**TASK INSTRUCTIONS:** Without omitting anything, retype the data that follows.

**EXTRACTED DATA:**
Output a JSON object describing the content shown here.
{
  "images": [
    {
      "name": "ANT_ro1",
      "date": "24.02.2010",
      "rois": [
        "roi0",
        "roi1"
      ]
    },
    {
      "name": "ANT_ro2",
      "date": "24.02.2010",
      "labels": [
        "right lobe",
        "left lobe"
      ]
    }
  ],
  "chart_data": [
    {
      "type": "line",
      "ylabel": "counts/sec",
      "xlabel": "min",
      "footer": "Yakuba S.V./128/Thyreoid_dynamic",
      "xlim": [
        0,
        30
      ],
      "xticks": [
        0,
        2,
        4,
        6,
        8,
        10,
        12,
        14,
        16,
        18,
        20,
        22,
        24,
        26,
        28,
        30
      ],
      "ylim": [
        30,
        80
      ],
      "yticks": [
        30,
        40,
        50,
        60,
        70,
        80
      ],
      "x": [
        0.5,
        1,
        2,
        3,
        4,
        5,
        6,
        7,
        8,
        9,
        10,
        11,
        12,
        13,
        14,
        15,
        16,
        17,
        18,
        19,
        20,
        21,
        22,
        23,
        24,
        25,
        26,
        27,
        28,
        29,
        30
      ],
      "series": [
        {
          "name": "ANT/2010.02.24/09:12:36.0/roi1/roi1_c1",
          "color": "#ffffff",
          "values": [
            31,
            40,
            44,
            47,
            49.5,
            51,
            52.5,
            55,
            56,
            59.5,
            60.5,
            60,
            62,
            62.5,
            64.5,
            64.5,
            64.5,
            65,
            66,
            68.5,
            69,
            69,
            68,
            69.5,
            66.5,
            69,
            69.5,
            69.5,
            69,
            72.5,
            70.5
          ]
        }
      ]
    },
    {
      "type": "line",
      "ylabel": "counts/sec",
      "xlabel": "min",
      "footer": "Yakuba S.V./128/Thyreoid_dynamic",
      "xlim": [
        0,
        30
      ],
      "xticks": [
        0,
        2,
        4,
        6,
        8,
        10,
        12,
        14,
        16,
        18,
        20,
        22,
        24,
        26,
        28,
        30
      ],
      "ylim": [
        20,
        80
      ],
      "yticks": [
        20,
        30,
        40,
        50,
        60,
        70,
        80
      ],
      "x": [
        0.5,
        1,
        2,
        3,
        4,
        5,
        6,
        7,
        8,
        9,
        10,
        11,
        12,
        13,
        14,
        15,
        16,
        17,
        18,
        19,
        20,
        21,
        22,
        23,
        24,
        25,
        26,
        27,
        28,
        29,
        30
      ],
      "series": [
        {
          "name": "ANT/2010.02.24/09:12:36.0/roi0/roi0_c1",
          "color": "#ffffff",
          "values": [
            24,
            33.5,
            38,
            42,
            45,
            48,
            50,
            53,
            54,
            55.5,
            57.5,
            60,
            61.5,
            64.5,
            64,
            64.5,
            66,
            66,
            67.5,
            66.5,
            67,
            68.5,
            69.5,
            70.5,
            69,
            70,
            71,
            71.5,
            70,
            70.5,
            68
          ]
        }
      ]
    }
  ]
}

**RESULT OF THE EXERCISE:**
Output a JSON object describing the content shown here.
{
  "images": [
    {
      "name": "ANT_ro1",
      "date": "24.02.2010",
      "rois": [
        "roi0",
        "roi1"
      ]
    },
    {
      "name": "ANT_ro2",
      "date": "24.02.2010",
      "labels": [
        "right lobe",
        "left lobe"
      ]
    }
  ],
  "chart_data": [
    {
      "type": "line",
      "ylabel": "counts/sec",
      "xlabel": "min",
      "footer": "Yakuba S.V./128/Thyreoid_dynamic",
      "xlim": [
        0,
        30
      ],
      "xticks": [
        0,
        2,
        4,
        6,
        8,
        10,
        12,
        14,
        16,
        18,
        20,
        22,
        24,
        26,
        28,
        30
      ],
      "ylim": [
        30,
        80
      ],
      "yticks": [
        30,
        40,
        50,
        60,
        70,
        80
      ],
      "x": [
        0.5,
        1,
        2,
        3,
        4,
        5,
        6,
        7,
        8,
        9,
        10,
        11,
        12,
        13,
        14,
        15,
        16,
        17,
        18,
        19,
        20,
        21,
        22,
        23,
        24,
        25,
        26,
        27,
        28,
        29,
        30
      ],
      "series": [
        {
          "name": "ANT/2010.02.24/09:12:36.0/roi1/roi1_c1",
          "color": "#ffffff",
          "values": [
            31,
            40,
            44,
            47,
            49.5,
            51,
            52.5,
            55,
            56,
            59.5,
            60.5,
            60,
            62,
            62.5,
            64.5,
            64.5,
            64.5,
            65,
            66,
            68.5,
            69,
            69,
            68,
            69.5,
            66.5,
            69,
            69.5,
            69.5,
            69,
            72.5,
            70.5
          ]
        }
      ]
    },
    {
      "type": "line",
      "ylabel": "counts/sec",
      "xlabel": "min",
      "footer": "Yakuba S.V./128/Thyreoid_dynamic",
      "xlim": [
        0,
        30
      ],
      "xticks": [
        0,
        2,
        4,
        6,
        8,
        10,
        12,
        14,
        16,
        18,
        20,
        22,
        24,
        26,
        28,
        30
      ],
      "ylim": [
        20,
        80
      ],
      "yticks": [
        20,
        30,
        40,
        50,
        60,
        70,
        80
      ],
      "x": [
        0.5,
        1,
        2,
        3,
        4,
        5,
        6,
        7,
        8,
        9,
        10,
        11,
        12,
        13,
        14,
        15,
        16,
        17,
        18,
        19,
        20,
        21,
        22,
        23,
        24,
        25,
        26,
        27,
        28,
        29,
        30
      ],
      "series": [
        {
          "name": "ANT/2010.02.24/09:12:36.0/roi0/roi0_c1",
          "color": "#ffffff",
          "values": [
            24,
            33.5,
            38,
            42,
            45,
            48,
            50,
            53,
            54,
            55.5,
            57.5,
            60,
            61.5,
            64.5,
            64,
            64.5,
            66,
            66,
            67.5,
            66.5,
            67,
            68.5,
            69.5,
            70.5,
            69,
            70,
            71,
            71.5,
            70,
            70.5,
            68
          ]
        }
      ]
    }
  ]
}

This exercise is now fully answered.